• Material for the task:
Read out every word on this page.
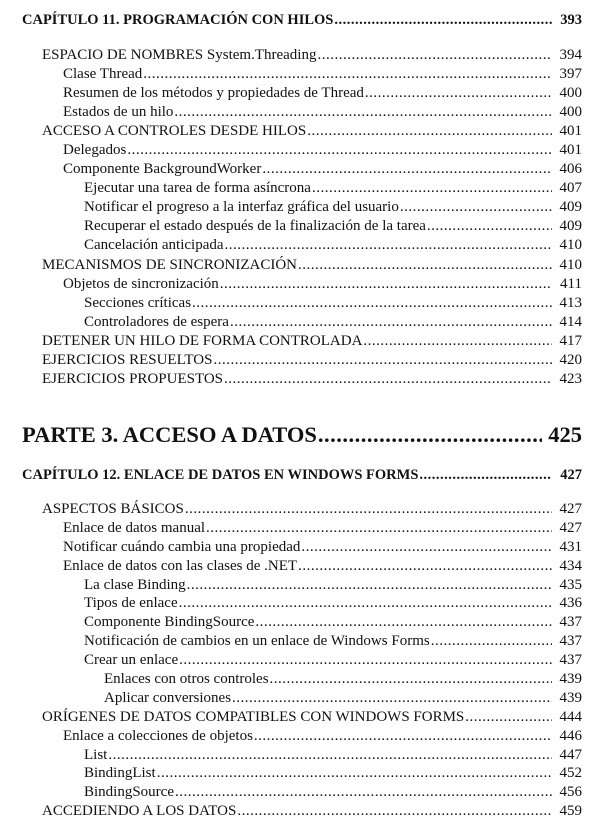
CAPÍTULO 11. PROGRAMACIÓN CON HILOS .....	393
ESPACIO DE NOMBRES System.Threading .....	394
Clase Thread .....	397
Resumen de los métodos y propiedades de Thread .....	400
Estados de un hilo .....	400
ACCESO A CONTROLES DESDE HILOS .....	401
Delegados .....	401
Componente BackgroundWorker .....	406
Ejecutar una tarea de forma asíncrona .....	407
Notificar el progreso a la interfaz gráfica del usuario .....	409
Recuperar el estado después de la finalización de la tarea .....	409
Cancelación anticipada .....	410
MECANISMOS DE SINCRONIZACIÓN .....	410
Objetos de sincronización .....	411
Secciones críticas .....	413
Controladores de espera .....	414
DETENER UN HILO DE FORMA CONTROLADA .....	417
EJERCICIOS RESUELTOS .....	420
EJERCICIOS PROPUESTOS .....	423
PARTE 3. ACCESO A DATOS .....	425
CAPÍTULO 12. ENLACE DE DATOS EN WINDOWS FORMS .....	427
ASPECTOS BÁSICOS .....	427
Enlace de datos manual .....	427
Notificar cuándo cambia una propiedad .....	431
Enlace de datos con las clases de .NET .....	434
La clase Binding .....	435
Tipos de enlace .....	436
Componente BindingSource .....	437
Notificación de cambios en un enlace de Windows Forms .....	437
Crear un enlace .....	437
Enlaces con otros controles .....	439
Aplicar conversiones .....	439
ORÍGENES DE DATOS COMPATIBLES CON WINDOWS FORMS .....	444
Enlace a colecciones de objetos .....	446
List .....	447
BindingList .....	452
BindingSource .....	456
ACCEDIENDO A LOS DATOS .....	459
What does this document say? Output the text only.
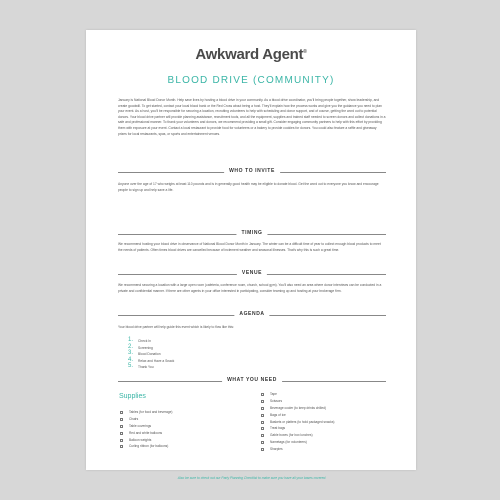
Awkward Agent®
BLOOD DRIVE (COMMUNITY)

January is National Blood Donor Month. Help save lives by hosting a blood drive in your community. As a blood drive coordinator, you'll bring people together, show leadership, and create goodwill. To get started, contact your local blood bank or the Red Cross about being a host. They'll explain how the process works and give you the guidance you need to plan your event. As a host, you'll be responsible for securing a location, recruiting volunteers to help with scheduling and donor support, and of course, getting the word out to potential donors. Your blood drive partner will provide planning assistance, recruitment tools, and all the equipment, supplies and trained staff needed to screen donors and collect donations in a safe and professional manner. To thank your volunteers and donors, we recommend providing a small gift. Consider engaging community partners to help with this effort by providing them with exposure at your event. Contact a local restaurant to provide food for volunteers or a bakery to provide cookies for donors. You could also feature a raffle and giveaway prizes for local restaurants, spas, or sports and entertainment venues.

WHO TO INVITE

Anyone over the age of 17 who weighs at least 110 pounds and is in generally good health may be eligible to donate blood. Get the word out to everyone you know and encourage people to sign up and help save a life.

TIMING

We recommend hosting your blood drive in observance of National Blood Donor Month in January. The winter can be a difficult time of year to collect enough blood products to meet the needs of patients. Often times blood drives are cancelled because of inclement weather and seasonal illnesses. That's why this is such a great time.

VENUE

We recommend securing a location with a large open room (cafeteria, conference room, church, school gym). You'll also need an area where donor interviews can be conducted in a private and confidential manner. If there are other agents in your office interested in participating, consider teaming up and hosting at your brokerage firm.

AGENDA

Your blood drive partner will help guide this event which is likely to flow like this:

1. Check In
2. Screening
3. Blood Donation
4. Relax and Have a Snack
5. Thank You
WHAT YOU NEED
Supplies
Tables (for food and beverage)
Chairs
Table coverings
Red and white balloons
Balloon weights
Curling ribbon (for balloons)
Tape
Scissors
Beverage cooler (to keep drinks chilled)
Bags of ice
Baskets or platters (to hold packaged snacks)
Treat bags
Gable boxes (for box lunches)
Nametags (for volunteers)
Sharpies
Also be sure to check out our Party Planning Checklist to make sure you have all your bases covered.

• Exercise brief:
Could the material above be given again exactly, pictures excluded?

• Your solution:
Read out every word on this page.
CAPÍTULO 11. PROGRAMACIÓN CON HILOS .....	393
ESPACIO DE NOMBRES System.Threading .....	394
Clase Thread .....	397
Resumen de los métodos y propiedades de Thread .....	400
Estados de un hilo .....	400
ACCESO A CONTROLES DESDE HILOS .....	401
Delegados .....	401
Componente BackgroundWorker .....	406
Ejecutar una tarea de forma asíncrona .....	407
Notificar el progreso a la interfaz gráfica del usuario .....	409
Recuperar el estado después de la finalización de la tarea .....	409
Cancelación anticipada .....	410
MECANISMOS DE SINCRONIZACIÓN .....	410
Objetos de sincronización .....	411
Secciones críticas .....	413
Controladores de espera .....	414
DETENER UN HILO DE FORMA CONTROLADA .....	417
EJERCICIOS RESUELTOS .....	420
EJERCICIOS PROPUESTOS .....	423
PARTE 3. ACCESO A DATOS .....	425
CAPÍTULO 12. ENLACE DE DATOS EN WINDOWS FORMS .....	427
ASPECTOS BÁSICOS .....	427
Enlace de datos manual .....	427
Notificar cuándo cambia una propiedad .....	431
Enlace de datos con las clases de .NET .....	434
La clase Binding .....	435
Tipos de enlace .....	436
Componente BindingSource .....	437
Notificación de cambios en un enlace de Windows Forms .....	437
Crear un enlace .....	437
Enlaces con otros controles .....	439
Aplicar conversiones .....	439
ORÍGENES DE DATOS COMPATIBLES CON WINDOWS FORMS .....	444
Enlace a colecciones de objetos .....	446
List .....	447
BindingList .....	452
BindingSource .....	456
ACCEDIENDO A LOS DATOS .....	459
What does this document say? Output the text only.
Awkward Agent®
BLOOD DRIVE (COMMUNITY)

January is National Blood Donor Month. Help save lives by hosting a blood drive in your community. As a blood drive coordinator, you'll bring people together, show leadership, and create goodwill. To get started, contact your local blood bank or the Red Cross about being a host. They'll explain how the process works and give you the guidance you need to plan your event. As a host, you'll be responsible for securing a location, recruiting volunteers to help with scheduling and donor support, and of course, getting the word out to potential donors. Your blood drive partner will provide planning assistance, recruitment tools, and all the equipment, supplies and trained staff needed to screen donors and collect donations in a safe and professional manner. To thank your volunteers and donors, we recommend providing a small gift. Consider engaging community partners to help with this effort by providing them with exposure at your event. Contact a local restaurant to provide food for volunteers or a bakery to provide cookies for donors. You could also feature a raffle and giveaway prizes for local restaurants, spas, or sports and entertainment venues.

WHO TO INVITE

Anyone over the age of 17 who weighs at least 110 pounds and is in generally good health may be eligible to donate blood. Get the word out to everyone you know and encourage people to sign up and help save a life.

TIMING

We recommend hosting your blood drive in observance of National Blood Donor Month in January. The winter can be a difficult time of year to collect enough blood products to meet the needs of patients. Often times blood drives are cancelled because of inclement weather and seasonal illnesses. That's why this is such a great time.

VENUE

We recommend securing a location with a large open room (cafeteria, conference room, church, school gym). You'll also need an area where donor interviews can be conducted in a private and confidential manner. If there are other agents in your office interested in participating, consider teaming up and hosting at your brokerage firm.

AGENDA

Your blood drive partner will help guide this event which is likely to flow like this:

1. Check In
2. Screening
3. Blood Donation
4. Relax and Have a Snack
5. Thank You
WHAT YOU NEED
Supplies
Tables (for food and beverage)
Chairs
Table coverings
Red and white balloons
Balloon weights
Curling ribbon (for balloons)
Tape
Scissors
Beverage cooler (to keep drinks chilled)
Bags of ice
Baskets or platters (to hold packaged snacks)
Treat bags
Gable boxes (for box lunches)
Nametags (for volunteers)
Sharpies
Also be sure to check out our Party Planning Checklist to make sure you have all your bases covered.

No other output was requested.